**Objective:**
From the material below, list every line containing "لحظة".

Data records
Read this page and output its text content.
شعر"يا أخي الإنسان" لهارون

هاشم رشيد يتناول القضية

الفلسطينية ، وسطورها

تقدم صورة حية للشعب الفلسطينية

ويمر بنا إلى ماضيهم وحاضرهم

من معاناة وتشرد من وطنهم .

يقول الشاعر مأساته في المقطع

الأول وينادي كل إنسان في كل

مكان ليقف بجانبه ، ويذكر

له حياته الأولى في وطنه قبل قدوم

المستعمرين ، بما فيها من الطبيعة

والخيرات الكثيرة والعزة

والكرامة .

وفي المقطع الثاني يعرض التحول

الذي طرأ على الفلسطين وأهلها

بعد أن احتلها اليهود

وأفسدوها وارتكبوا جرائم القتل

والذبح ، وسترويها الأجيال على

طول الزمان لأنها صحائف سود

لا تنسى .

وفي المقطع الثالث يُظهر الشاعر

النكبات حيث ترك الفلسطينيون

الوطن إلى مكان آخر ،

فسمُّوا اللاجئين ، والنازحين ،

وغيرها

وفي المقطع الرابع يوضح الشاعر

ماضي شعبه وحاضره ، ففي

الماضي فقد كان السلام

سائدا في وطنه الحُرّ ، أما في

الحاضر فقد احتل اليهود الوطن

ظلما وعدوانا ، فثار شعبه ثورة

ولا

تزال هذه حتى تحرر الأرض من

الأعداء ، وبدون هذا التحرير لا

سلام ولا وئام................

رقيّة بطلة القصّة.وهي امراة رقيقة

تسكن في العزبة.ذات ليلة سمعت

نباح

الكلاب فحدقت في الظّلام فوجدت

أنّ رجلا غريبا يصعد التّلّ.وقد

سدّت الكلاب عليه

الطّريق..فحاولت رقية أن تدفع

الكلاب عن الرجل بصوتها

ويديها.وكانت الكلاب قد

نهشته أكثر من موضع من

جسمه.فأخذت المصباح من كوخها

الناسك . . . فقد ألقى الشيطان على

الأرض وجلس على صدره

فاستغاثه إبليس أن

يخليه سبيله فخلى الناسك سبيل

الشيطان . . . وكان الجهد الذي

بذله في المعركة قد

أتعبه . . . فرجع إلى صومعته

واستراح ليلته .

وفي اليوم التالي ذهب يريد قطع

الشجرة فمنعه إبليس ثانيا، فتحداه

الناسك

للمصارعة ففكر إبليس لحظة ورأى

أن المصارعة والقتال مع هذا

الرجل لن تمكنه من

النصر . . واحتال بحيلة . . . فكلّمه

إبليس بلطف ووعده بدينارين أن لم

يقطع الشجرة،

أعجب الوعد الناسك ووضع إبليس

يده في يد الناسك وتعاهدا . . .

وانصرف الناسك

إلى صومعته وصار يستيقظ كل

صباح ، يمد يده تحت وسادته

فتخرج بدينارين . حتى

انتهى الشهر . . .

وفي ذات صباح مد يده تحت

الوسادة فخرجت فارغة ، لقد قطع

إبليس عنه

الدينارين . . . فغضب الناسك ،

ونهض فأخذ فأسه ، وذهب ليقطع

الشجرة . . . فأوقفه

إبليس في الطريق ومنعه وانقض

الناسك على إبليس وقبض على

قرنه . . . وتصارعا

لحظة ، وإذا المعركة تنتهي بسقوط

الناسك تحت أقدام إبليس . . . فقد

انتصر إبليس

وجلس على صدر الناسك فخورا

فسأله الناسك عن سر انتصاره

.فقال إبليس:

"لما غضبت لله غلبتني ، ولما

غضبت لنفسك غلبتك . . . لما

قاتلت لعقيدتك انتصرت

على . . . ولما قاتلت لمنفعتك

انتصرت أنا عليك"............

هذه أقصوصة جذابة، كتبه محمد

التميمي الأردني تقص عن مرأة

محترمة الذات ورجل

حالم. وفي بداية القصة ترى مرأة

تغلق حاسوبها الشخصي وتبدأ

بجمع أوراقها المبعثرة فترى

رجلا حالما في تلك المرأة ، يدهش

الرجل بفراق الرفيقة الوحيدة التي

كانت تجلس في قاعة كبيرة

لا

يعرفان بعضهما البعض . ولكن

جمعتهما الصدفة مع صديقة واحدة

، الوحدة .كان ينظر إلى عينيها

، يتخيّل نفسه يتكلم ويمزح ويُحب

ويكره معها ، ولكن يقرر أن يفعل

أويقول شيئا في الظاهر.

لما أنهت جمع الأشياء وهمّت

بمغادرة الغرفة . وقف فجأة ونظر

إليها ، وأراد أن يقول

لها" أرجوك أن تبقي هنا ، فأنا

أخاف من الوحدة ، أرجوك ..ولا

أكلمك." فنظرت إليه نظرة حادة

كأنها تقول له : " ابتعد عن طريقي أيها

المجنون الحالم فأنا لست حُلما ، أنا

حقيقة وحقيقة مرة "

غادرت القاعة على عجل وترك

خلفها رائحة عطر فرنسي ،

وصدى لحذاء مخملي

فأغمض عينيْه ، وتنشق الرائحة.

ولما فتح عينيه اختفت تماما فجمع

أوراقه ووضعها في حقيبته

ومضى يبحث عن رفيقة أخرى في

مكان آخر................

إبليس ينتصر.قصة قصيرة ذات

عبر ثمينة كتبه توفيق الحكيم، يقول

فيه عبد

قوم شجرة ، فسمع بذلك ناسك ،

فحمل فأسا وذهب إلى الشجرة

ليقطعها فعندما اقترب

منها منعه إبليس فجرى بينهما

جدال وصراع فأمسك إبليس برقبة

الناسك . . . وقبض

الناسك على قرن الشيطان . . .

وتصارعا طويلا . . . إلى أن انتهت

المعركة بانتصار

**The solution:**
للمصارعة ففكر إبليس لحظة ورأى
لحظة ، وإذا المعركة تنتهي بسقوط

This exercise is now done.